_JOB_
Return the records that follow unaltered. Omit every picture.

_DATA FOR THE TASK_

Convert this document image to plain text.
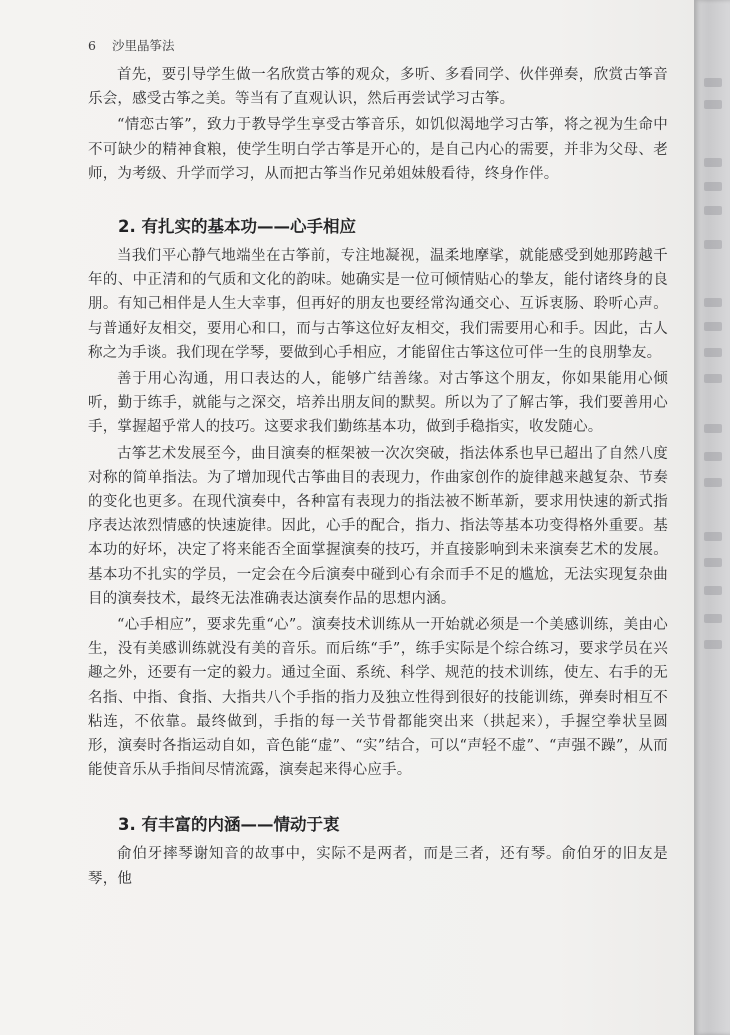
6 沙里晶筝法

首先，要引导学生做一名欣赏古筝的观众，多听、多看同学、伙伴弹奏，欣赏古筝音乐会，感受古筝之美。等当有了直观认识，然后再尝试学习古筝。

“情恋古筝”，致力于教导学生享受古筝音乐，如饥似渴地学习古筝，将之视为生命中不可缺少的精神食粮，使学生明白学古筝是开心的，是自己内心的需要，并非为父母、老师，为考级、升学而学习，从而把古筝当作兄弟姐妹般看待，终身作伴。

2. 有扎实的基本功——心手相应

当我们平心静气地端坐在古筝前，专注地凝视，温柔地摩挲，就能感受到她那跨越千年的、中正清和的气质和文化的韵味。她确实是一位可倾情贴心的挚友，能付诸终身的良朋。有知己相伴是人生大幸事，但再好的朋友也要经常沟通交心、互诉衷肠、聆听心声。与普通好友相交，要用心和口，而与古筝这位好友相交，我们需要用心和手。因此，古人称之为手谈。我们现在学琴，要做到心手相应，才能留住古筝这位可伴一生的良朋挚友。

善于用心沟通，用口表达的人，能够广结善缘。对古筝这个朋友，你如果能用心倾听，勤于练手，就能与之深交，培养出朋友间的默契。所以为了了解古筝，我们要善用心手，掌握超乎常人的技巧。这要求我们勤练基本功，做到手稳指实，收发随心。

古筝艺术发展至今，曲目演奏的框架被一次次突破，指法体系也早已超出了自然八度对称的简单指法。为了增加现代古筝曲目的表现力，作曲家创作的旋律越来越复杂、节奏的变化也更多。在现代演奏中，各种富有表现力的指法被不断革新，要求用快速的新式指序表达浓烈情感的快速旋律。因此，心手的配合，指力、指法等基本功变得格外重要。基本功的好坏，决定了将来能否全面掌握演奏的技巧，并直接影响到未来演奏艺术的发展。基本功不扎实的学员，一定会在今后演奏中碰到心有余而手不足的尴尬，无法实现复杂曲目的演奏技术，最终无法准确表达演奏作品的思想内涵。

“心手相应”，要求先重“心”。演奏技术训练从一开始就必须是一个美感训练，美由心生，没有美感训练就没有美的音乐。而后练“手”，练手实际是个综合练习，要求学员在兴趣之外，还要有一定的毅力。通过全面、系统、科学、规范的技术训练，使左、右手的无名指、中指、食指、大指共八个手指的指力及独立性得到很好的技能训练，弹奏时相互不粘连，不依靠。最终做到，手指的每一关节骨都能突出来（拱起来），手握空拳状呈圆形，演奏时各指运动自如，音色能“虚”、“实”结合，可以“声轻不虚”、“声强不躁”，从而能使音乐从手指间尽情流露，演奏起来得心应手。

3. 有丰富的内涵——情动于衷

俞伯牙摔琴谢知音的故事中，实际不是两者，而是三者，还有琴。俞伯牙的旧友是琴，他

_TASK RESULT_
Convert this document image to plain text.
6 沙里晶筝法

首先，要引导学生做一名欣赏古筝的观众，多听、多看同学、伙伴弹奏，欣赏古筝音乐会，感受古筝之美。等当有了直观认识，然后再尝试学习古筝。

“情恋古筝”，致力于教导学生享受古筝音乐，如饥似渴地学习古筝，将之视为生命中不可缺少的精神食粮，使学生明白学古筝是开心的，是自己内心的需要，并非为父母、老师，为考级、升学而学习，从而把古筝当作兄弟姐妹般看待，终身作伴。

2. 有扎实的基本功——心手相应

当我们平心静气地端坐在古筝前，专注地凝视，温柔地摩挲，就能感受到她那跨越千年的、中正清和的气质和文化的韵味。她确实是一位可倾情贴心的挚友，能付诸终身的良朋。有知己相伴是人生大幸事，但再好的朋友也要经常沟通交心、互诉衷肠、聆听心声。与普通好友相交，要用心和口，而与古筝这位好友相交，我们需要用心和手。因此，古人称之为手谈。我们现在学琴，要做到心手相应，才能留住古筝这位可伴一生的良朋挚友。

善于用心沟通，用口表达的人，能够广结善缘。对古筝这个朋友，你如果能用心倾听，勤于练手，就能与之深交，培养出朋友间的默契。所以为了了解古筝，我们要善用心手，掌握超乎常人的技巧。这要求我们勤练基本功，做到手稳指实，收发随心。

古筝艺术发展至今，曲目演奏的框架被一次次突破，指法体系也早已超出了自然八度对称的简单指法。为了增加现代古筝曲目的表现力，作曲家创作的旋律越来越复杂、节奏的变化也更多。在现代演奏中，各种富有表现力的指法被不断革新，要求用快速的新式指序表达浓烈情感的快速旋律。因此，心手的配合，指力、指法等基本功变得格外重要。基本功的好坏，决定了将来能否全面掌握演奏的技巧，并直接影响到未来演奏艺术的发展。基本功不扎实的学员，一定会在今后演奏中碰到心有余而手不足的尴尬，无法实现复杂曲目的演奏技术，最终无法准确表达演奏作品的思想内涵。

“心手相应”，要求先重“心”。演奏技术训练从一开始就必须是一个美感训练，美由心生，没有美感训练就没有美的音乐。而后练“手”，练手实际是个综合练习，要求学员在兴趣之外，还要有一定的毅力。通过全面、系统、科学、规范的技术训练，使左、右手的无名指、中指、食指、大指共八个手指的指力及独立性得到很好的技能训练，弹奏时相互不粘连，不依靠。最终做到，手指的每一关节骨都能突出来（拱起来），手握空拳状呈圆形，演奏时各指运动自如，音色能“虚”、“实”结合，可以“声轻不虚”、“声强不躁”，从而能使音乐从手指间尽情流露，演奏起来得心应手。

3. 有丰富的内涵——情动于衷

俞伯牙摔琴谢知音的故事中，实际不是两者，而是三者，还有琴。俞伯牙的旧友是琴，他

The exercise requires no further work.